Data entries
● ● ● ● ●
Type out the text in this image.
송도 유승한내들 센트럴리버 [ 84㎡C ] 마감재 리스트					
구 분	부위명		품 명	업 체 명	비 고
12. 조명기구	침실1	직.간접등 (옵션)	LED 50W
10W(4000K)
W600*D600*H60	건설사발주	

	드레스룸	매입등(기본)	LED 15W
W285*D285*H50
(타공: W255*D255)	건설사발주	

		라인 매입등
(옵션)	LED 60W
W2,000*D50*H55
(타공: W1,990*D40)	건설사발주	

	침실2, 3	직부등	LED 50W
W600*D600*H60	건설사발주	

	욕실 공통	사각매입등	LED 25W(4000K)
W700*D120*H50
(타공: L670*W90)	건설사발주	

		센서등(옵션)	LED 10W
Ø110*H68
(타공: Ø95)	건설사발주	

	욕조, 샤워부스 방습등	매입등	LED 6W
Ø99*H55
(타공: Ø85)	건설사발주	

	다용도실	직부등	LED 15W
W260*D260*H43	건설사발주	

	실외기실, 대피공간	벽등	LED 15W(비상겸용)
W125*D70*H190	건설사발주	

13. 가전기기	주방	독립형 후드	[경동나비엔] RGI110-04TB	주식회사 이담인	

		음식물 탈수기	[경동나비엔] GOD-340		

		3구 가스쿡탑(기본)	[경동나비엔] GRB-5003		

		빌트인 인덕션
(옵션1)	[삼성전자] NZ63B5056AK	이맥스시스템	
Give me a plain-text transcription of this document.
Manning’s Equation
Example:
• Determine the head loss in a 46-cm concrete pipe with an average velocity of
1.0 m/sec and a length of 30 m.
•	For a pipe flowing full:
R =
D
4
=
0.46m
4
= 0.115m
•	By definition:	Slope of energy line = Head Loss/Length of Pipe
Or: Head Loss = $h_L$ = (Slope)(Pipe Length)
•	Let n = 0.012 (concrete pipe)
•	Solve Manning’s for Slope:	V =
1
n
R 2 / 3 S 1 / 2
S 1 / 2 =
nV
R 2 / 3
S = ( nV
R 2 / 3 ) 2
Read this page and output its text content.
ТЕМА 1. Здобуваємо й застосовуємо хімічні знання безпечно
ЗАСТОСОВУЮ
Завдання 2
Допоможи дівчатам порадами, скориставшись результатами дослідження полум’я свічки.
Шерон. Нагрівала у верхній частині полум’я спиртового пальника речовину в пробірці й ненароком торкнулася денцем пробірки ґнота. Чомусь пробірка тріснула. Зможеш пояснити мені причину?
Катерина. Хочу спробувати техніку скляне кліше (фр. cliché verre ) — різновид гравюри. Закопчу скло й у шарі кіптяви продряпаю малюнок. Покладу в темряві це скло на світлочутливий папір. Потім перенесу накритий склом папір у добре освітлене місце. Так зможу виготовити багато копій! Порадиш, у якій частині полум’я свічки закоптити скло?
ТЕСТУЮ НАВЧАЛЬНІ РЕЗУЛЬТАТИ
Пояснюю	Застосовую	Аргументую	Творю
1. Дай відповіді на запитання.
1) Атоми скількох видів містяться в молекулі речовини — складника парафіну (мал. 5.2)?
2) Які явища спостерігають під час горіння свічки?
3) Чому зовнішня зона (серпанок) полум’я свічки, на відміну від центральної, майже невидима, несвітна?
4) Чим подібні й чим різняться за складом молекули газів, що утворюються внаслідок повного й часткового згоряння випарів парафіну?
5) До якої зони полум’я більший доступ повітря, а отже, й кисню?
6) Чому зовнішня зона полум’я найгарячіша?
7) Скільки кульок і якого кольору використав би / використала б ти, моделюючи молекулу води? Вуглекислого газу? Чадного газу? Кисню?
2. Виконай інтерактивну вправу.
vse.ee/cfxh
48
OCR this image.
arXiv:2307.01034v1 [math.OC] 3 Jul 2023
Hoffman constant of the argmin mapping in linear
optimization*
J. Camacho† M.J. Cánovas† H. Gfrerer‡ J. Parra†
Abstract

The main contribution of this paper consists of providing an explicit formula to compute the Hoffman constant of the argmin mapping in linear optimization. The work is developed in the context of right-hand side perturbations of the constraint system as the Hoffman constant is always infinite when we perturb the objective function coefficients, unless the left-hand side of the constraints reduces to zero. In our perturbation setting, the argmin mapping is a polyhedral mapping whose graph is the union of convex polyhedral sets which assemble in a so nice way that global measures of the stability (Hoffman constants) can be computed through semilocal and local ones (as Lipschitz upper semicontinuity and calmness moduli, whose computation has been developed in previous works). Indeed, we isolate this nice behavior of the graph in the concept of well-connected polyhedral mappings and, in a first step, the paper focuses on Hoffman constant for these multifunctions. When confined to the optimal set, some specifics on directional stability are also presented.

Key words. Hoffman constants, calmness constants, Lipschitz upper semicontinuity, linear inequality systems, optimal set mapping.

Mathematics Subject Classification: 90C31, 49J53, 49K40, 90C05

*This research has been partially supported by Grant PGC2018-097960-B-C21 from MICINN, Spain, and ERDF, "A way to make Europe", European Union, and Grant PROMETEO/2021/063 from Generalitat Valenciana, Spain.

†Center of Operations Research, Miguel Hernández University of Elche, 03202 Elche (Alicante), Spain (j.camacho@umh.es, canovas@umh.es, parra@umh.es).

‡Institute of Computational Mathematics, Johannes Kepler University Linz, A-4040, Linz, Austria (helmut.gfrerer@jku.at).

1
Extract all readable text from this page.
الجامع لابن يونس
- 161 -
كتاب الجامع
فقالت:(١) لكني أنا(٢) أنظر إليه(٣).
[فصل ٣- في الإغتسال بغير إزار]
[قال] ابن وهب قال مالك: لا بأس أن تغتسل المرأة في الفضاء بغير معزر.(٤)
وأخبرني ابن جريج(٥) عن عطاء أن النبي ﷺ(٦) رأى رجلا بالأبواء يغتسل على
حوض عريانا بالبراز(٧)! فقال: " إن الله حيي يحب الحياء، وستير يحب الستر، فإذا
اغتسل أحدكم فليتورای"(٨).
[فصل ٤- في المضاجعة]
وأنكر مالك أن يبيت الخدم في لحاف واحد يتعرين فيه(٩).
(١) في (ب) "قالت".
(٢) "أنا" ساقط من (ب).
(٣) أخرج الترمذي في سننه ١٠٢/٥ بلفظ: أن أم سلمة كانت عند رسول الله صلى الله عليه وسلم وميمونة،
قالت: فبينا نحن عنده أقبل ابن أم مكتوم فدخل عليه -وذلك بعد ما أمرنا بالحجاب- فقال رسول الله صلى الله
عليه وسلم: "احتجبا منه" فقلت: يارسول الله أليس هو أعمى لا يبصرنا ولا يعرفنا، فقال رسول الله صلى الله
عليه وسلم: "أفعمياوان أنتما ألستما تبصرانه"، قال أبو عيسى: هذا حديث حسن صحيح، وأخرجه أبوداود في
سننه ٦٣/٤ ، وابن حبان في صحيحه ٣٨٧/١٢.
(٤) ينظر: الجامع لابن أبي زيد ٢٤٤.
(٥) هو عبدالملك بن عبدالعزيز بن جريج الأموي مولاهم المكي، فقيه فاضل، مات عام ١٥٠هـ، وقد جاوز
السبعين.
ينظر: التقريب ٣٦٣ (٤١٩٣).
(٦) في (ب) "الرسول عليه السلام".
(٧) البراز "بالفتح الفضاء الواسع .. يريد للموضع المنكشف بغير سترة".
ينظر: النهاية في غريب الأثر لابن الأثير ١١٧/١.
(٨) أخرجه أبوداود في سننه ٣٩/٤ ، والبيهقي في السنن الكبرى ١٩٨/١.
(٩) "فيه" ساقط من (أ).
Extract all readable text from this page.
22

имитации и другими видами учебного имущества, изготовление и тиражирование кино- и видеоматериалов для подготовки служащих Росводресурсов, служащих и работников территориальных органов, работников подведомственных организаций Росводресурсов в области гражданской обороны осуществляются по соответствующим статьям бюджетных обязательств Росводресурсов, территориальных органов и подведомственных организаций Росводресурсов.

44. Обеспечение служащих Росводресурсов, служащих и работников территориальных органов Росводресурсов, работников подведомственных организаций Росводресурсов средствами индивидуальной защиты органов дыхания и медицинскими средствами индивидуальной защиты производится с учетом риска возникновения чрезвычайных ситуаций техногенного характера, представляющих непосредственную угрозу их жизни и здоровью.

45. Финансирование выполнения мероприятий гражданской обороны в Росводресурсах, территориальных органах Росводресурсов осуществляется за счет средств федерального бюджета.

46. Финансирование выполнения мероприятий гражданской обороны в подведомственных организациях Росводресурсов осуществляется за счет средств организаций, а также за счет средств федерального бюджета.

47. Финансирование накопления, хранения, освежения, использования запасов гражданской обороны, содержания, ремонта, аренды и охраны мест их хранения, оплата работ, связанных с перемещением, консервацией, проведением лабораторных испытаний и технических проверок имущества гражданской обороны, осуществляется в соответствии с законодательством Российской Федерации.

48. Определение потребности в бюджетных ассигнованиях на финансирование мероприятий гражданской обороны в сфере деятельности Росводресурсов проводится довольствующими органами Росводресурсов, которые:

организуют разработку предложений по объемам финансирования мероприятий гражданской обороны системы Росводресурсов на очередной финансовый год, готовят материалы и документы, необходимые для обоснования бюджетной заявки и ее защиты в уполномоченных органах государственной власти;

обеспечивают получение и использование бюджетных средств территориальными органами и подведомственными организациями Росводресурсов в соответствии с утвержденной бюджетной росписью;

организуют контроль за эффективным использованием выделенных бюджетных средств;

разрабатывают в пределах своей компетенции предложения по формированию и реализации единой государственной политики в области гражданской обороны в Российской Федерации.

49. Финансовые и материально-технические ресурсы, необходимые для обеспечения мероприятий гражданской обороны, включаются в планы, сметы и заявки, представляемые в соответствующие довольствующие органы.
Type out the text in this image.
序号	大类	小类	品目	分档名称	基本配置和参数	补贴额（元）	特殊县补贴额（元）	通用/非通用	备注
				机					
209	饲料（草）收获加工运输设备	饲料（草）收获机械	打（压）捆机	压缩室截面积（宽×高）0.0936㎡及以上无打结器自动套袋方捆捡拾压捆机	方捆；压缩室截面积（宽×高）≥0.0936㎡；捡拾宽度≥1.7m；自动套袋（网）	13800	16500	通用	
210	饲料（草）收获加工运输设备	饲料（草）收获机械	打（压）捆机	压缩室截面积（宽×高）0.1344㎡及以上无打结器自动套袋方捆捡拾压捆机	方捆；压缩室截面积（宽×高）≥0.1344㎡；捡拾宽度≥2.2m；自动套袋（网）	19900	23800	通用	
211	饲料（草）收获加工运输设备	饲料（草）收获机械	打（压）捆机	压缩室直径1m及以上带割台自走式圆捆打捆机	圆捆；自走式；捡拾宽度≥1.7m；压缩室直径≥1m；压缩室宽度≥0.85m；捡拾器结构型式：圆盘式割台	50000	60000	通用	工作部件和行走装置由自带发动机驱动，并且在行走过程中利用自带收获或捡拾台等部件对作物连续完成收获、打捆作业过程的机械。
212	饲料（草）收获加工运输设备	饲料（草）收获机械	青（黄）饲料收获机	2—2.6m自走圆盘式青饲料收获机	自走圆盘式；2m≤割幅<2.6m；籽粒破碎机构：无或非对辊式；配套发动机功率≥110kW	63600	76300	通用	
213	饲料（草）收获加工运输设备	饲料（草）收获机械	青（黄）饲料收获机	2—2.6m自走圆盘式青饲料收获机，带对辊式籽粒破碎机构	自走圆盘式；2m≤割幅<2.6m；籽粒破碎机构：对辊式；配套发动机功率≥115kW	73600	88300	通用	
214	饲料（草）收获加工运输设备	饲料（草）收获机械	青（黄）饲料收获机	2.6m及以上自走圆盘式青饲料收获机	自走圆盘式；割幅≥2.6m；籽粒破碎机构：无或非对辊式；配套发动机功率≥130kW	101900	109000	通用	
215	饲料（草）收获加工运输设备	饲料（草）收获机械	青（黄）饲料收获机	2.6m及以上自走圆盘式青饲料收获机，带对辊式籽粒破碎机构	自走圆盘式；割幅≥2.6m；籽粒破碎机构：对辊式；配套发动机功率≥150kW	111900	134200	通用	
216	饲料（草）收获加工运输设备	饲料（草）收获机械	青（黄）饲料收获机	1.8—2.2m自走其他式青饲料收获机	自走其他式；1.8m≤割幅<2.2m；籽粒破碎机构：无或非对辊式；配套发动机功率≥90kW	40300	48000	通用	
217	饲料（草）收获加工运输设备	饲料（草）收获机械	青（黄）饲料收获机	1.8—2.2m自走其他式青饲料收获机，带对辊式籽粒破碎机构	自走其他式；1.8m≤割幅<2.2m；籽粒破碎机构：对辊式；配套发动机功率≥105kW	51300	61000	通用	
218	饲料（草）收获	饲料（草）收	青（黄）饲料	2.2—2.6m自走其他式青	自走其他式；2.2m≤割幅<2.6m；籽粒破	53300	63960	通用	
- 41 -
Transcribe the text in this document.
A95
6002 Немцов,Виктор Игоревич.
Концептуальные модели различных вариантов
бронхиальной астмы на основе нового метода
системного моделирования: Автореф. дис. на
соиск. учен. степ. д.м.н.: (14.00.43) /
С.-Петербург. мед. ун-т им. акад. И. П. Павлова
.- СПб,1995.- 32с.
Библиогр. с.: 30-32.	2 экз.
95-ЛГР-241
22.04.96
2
● ● ● ● ●
**Given request**
Copy each line holding the word "организуют" from the listing above.

**Answer in full**
организуют разработку предложений по объемам финансирования мероприятий гражданской обороны системы Росводресурсов на очередной финансовый год, готовят материалы и документы, необходимые для обоснования бюджетной заявки и ее защиты в уполномоченных органах государственной власти;
организуют контроль за эффективным использованием выделенных бюджетных средств;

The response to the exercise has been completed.